Task prompt ▸
Copy all lines below containing "History".

Task material ▸
## start
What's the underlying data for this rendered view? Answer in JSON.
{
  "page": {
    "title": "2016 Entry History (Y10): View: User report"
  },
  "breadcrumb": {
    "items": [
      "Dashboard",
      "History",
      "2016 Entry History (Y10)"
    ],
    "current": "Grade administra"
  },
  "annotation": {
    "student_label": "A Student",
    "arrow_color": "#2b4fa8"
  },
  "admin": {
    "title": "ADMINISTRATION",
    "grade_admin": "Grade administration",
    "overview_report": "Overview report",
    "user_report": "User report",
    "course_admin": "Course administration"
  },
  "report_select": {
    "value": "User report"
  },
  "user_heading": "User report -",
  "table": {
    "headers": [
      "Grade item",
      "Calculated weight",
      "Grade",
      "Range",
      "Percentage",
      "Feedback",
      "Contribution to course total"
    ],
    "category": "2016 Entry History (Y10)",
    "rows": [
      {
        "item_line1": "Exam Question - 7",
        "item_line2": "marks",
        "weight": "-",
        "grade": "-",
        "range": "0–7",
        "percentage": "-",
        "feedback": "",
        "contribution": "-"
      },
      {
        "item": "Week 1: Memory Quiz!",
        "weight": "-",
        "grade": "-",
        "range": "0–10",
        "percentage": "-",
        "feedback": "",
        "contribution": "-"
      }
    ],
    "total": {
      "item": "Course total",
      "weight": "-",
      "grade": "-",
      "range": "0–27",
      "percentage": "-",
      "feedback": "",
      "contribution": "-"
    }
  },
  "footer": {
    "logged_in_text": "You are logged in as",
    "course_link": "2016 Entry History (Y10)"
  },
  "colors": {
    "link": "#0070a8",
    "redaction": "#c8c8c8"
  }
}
## end
Written response ▸
    "title": "2016 Entry History (Y10): View: User report"
      "History",
      "2016 Entry History (Y10)"
    "category": "2016 Entry History (Y10)",
    "course_link": "2016 Entry History (Y10)"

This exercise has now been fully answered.